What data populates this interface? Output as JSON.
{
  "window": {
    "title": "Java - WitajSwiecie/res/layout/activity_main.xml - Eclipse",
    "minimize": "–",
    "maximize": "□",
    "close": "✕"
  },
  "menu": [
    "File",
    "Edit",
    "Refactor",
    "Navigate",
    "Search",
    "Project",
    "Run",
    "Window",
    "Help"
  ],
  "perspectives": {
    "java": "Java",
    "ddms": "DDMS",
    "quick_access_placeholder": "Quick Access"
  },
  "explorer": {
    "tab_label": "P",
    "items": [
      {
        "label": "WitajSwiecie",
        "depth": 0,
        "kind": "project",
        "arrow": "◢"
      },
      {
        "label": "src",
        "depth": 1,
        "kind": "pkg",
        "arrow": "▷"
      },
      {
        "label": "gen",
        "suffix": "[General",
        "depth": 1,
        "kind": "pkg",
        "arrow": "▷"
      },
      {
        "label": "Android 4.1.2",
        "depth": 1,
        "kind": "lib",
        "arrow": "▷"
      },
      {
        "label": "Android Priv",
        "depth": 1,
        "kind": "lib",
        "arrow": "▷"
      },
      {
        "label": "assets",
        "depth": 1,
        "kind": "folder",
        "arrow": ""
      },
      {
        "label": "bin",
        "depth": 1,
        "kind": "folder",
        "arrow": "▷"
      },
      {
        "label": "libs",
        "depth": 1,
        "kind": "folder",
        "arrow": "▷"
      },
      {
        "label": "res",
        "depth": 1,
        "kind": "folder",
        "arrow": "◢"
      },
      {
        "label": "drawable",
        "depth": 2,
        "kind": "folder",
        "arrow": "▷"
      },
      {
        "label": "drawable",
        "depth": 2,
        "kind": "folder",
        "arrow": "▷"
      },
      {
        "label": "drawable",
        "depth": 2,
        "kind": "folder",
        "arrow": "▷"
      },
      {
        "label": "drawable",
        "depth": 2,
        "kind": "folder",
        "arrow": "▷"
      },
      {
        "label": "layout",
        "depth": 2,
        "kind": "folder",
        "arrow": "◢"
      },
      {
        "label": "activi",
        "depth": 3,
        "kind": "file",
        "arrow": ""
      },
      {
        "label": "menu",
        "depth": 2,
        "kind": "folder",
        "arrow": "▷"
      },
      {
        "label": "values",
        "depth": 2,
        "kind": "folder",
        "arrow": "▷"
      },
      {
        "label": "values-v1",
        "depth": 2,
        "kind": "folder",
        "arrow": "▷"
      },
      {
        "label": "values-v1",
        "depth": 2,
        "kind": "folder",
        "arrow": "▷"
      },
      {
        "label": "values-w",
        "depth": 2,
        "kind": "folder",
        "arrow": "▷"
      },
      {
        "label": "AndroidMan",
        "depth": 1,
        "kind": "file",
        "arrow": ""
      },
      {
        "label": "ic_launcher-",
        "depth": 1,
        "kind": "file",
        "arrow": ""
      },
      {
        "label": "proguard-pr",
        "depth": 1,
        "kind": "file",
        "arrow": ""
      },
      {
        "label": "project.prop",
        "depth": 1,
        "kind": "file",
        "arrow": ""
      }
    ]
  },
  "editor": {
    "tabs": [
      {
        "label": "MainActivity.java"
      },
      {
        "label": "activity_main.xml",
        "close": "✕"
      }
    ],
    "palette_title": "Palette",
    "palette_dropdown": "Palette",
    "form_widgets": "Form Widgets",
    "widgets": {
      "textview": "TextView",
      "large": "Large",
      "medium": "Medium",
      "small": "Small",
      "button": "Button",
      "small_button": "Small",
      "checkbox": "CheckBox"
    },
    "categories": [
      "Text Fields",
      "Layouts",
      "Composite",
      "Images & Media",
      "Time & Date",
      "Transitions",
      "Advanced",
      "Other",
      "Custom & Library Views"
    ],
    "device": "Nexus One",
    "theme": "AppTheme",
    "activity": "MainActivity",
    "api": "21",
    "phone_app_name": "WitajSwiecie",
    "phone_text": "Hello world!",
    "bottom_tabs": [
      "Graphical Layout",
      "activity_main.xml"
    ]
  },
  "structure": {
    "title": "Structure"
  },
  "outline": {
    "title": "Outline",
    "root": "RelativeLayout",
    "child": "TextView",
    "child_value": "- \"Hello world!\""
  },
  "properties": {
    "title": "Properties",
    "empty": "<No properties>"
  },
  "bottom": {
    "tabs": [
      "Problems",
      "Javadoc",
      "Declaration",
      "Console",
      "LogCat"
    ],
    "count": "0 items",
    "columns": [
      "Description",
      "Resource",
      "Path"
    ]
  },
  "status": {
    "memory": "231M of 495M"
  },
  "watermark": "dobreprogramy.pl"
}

+ + + + +

• EXERCISE:
Exactly as they are written, print the entries again.

• RESULT OF THE TASK:
What data populates this interface? Output as JSON.
{
  "window": {
    "title": "Java - WitajSwiecie/res/layout/activity_main.xml - Eclipse",
    "minimize": "–",
    "maximize": "□",
    "close": "✕"
  },
  "menu": [
    "File",
    "Edit",
    "Refactor",
    "Navigate",
    "Search",
    "Project",
    "Run",
    "Window",
    "Help"
  ],
  "perspectives": {
    "java": "Java",
    "ddms": "DDMS",
    "quick_access_placeholder": "Quick Access"
  },
  "explorer": {
    "tab_label": "P",
    "items": [
      {
        "label": "WitajSwiecie",
        "depth": 0,
        "kind": "project",
        "arrow": "◢"
      },
      {
        "label": "src",
        "depth": 1,
        "kind": "pkg",
        "arrow": "▷"
      },
      {
        "label": "gen",
        "suffix": "[General",
        "depth": 1,
        "kind": "pkg",
        "arrow": "▷"
      },
      {
        "label": "Android 4.1.2",
        "depth": 1,
        "kind": "lib",
        "arrow": "▷"
      },
      {
        "label": "Android Priv",
        "depth": 1,
        "kind": "lib",
        "arrow": "▷"
      },
      {
        "label": "assets",
        "depth": 1,
        "kind": "folder",
        "arrow": ""
      },
      {
        "label": "bin",
        "depth": 1,
        "kind": "folder",
        "arrow": "▷"
      },
      {
        "label": "libs",
        "depth": 1,
        "kind": "folder",
        "arrow": "▷"
      },
      {
        "label": "res",
        "depth": 1,
        "kind": "folder",
        "arrow": "◢"
      },
      {
        "label": "drawable",
        "depth": 2,
        "kind": "folder",
        "arrow": "▷"
      },
      {
        "label": "drawable",
        "depth": 2,
        "kind": "folder",
        "arrow": "▷"
      },
      {
        "label": "drawable",
        "depth": 2,
        "kind": "folder",
        "arrow": "▷"
      },
      {
        "label": "drawable",
        "depth": 2,
        "kind": "folder",
        "arrow": "▷"
      },
      {
        "label": "layout",
        "depth": 2,
        "kind": "folder",
        "arrow": "◢"
      },
      {
        "label": "activi",
        "depth": 3,
        "kind": "file",
        "arrow": ""
      },
      {
        "label": "menu",
        "depth": 2,
        "kind": "folder",
        "arrow": "▷"
      },
      {
        "label": "values",
        "depth": 2,
        "kind": "folder",
        "arrow": "▷"
      },
      {
        "label": "values-v1",
        "depth": 2,
        "kind": "folder",
        "arrow": "▷"
      },
      {
        "label": "values-v1",
        "depth": 2,
        "kind": "folder",
        "arrow": "▷"
      },
      {
        "label": "values-w",
        "depth": 2,
        "kind": "folder",
        "arrow": "▷"
      },
      {
        "label": "AndroidMan",
        "depth": 1,
        "kind": "file",
        "arrow": ""
      },
      {
        "label": "ic_launcher-",
        "depth": 1,
        "kind": "file",
        "arrow": ""
      },
      {
        "label": "proguard-pr",
        "depth": 1,
        "kind": "file",
        "arrow": ""
      },
      {
        "label": "project.prop",
        "depth": 1,
        "kind": "file",
        "arrow": ""
      }
    ]
  },
  "editor": {
    "tabs": [
      {
        "label": "MainActivity.java"
      },
      {
        "label": "activity_main.xml",
        "close": "✕"
      }
    ],
    "palette_title": "Palette",
    "palette_dropdown": "Palette",
    "form_widgets": "Form Widgets",
    "widgets": {
      "textview": "TextView",
      "large": "Large",
      "medium": "Medium",
      "small": "Small",
      "button": "Button",
      "small_button": "Small",
      "checkbox": "CheckBox"
    },
    "categories": [
      "Text Fields",
      "Layouts",
      "Composite",
      "Images & Media",
      "Time & Date",
      "Transitions",
      "Advanced",
      "Other",
      "Custom & Library Views"
    ],
    "device": "Nexus One",
    "theme": "AppTheme",
    "activity": "MainActivity",
    "api": "21",
    "phone_app_name": "WitajSwiecie",
    "phone_text": "Hello world!",
    "bottom_tabs": [
      "Graphical Layout",
      "activity_main.xml"
    ]
  },
  "structure": {
    "title": "Structure"
  },
  "outline": {
    "title": "Outline",
    "root": "RelativeLayout",
    "child": "TextView",
    "child_value": "- \"Hello world!\""
  },
  "properties": {
    "title": "Properties",
    "empty": "<No properties>"
  },
  "bottom": {
    "tabs": [
      "Problems",
      "Javadoc",
      "Declaration",
      "Console",
      "LogCat"
    ],
    "count": "0 items",
    "columns": [
      "Description",
      "Resource",
      "Path"
    ]
  },
  "status": {
    "memory": "231M of 495M"
  },
  "watermark": "dobreprogramy.pl"
}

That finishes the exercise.